Aim =
Make an exact copy of the entries below.

[A block of data]
- - - - - - -

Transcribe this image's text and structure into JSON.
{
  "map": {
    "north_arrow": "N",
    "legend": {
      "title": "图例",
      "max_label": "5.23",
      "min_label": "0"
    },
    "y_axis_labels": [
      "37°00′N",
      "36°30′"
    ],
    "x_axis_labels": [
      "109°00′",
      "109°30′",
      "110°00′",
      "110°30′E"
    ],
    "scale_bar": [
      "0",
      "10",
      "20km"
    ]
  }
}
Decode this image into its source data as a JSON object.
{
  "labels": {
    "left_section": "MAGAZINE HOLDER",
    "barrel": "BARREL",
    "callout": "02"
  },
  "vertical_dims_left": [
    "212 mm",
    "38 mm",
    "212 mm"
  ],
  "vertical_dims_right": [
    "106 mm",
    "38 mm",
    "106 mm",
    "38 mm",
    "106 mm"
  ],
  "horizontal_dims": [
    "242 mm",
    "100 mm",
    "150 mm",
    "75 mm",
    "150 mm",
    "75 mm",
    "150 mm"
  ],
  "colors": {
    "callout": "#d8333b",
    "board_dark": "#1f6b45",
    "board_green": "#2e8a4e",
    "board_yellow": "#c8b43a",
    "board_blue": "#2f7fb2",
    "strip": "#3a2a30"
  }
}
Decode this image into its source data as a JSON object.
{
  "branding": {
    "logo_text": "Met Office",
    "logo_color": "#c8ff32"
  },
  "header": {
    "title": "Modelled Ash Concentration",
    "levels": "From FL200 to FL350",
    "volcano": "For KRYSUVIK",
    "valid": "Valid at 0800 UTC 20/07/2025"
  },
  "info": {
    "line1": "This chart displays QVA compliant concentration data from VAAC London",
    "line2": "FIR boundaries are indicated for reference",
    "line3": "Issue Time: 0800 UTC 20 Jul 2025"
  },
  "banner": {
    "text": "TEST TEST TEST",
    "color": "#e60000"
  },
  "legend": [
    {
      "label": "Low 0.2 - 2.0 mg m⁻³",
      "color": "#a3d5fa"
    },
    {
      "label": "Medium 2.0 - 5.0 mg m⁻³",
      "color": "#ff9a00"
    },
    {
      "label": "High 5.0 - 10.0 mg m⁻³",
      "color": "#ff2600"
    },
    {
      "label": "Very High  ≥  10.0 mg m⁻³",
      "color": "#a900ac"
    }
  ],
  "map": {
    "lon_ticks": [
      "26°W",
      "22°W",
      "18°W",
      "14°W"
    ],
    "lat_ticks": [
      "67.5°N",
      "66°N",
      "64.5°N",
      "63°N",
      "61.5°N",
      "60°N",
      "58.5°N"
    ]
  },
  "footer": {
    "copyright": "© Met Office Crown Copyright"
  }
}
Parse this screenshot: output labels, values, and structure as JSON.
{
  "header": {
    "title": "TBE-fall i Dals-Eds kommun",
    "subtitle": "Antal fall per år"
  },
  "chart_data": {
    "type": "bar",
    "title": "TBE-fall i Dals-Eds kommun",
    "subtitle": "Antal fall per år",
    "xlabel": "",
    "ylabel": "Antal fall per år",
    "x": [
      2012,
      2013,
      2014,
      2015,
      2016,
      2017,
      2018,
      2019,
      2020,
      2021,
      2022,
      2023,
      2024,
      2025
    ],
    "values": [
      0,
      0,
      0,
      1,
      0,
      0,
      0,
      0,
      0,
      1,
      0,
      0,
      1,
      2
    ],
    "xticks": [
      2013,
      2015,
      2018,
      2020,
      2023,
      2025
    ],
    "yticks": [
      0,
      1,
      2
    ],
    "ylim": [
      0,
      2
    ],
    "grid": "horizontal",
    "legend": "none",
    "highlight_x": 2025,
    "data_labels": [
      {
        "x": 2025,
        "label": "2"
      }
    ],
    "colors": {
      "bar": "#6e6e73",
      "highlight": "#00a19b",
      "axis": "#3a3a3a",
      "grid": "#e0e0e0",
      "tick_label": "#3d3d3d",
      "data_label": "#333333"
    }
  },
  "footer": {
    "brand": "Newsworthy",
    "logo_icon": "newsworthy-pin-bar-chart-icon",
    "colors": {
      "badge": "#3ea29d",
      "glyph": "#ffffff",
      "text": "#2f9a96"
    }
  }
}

- - - - - - -

Solution to this exercise =
Transcribe this image's text and structure into JSON.
{
  "map": {
    "north_arrow": "N",
    "legend": {
      "title": "图例",
      "max_label": "5.23",
      "min_label": "0"
    },
    "y_axis_labels": [
      "37°00′N",
      "36°30′"
    ],
    "x_axis_labels": [
      "109°00′",
      "109°30′",
      "110°00′",
      "110°30′E"
    ],
    "scale_bar": [
      "0",
      "10",
      "20km"
    ]
  }
}
Decode this image into its source data as a JSON object.
{
  "labels": {
    "left_section": "MAGAZINE HOLDER",
    "barrel": "BARREL",
    "callout": "02"
  },
  "vertical_dims_left": [
    "212 mm",
    "38 mm",
    "212 mm"
  ],
  "vertical_dims_right": [
    "106 mm",
    "38 mm",
    "106 mm",
    "38 mm",
    "106 mm"
  ],
  "horizontal_dims": [
    "242 mm",
    "100 mm",
    "150 mm",
    "75 mm",
    "150 mm",
    "75 mm",
    "150 mm"
  ],
  "colors": {
    "callout": "#d8333b",
    "board_dark": "#1f6b45",
    "board_green": "#2e8a4e",
    "board_yellow": "#c8b43a",
    "board_blue": "#2f7fb2",
    "strip": "#3a2a30"
  }
}
Decode this image into its source data as a JSON object.
{
  "branding": {
    "logo_text": "Met Office",
    "logo_color": "#c8ff32"
  },
  "header": {
    "title": "Modelled Ash Concentration",
    "levels": "From FL200 to FL350",
    "volcano": "For KRYSUVIK",
    "valid": "Valid at 0800 UTC 20/07/2025"
  },
  "info": {
    "line1": "This chart displays QVA compliant concentration data from VAAC London",
    "line2": "FIR boundaries are indicated for reference",
    "line3": "Issue Time: 0800 UTC 20 Jul 2025"
  },
  "banner": {
    "text": "TEST TEST TEST",
    "color": "#e60000"
  },
  "legend": [
    {
      "label": "Low 0.2 - 2.0 mg m⁻³",
      "color": "#a3d5fa"
    },
    {
      "label": "Medium 2.0 - 5.0 mg m⁻³",
      "color": "#ff9a00"
    },
    {
      "label": "High 5.0 - 10.0 mg m⁻³",
      "color": "#ff2600"
    },
    {
      "label": "Very High  ≥  10.0 mg m⁻³",
      "color": "#a900ac"
    }
  ],
  "map": {
    "lon_ticks": [
      "26°W",
      "22°W",
      "18°W",
      "14°W"
    ],
    "lat_ticks": [
      "67.5°N",
      "66°N",
      "64.5°N",
      "63°N",
      "61.5°N",
      "60°N",
      "58.5°N"
    ]
  },
  "footer": {
    "copyright": "© Met Office Crown Copyright"
  }
}
Parse this screenshot: output labels, values, and structure as JSON.
{
  "header": {
    "title": "TBE-fall i Dals-Eds kommun",
    "subtitle": "Antal fall per år"
  },
  "chart_data": {
    "type": "bar",
    "title": "TBE-fall i Dals-Eds kommun",
    "subtitle": "Antal fall per år",
    "xlabel": "",
    "ylabel": "Antal fall per år",
    "x": [
      2012,
      2013,
      2014,
      2015,
      2016,
      2017,
      2018,
      2019,
      2020,
      2021,
      2022,
      2023,
      2024,
      2025
    ],
    "values": [
      0,
      0,
      0,
      1,
      0,
      0,
      0,
      0,
      0,
      1,
      0,
      0,
      1,
      2
    ],
    "xticks": [
      2013,
      2015,
      2018,
      2020,
      2023,
      2025
    ],
    "yticks": [
      0,
      1,
      2
    ],
    "ylim": [
      0,
      2
    ],
    "grid": "horizontal",
    "legend": "none",
    "highlight_x": 2025,
    "data_labels": [
      {
        "x": 2025,
        "label": "2"
      }
    ],
    "colors": {
      "bar": "#6e6e73",
      "highlight": "#00a19b",
      "axis": "#3a3a3a",
      "grid": "#e0e0e0",
      "tick_label": "#3d3d3d",
      "data_label": "#333333"
    }
  },
  "footer": {
    "brand": "Newsworthy",
    "logo_icon": "newsworthy-pin-bar-chart-icon",
    "colors": {
      "badge": "#3ea29d",
      "glyph": "#ffffff",
      "text": "#2f9a96"
    }
  }
}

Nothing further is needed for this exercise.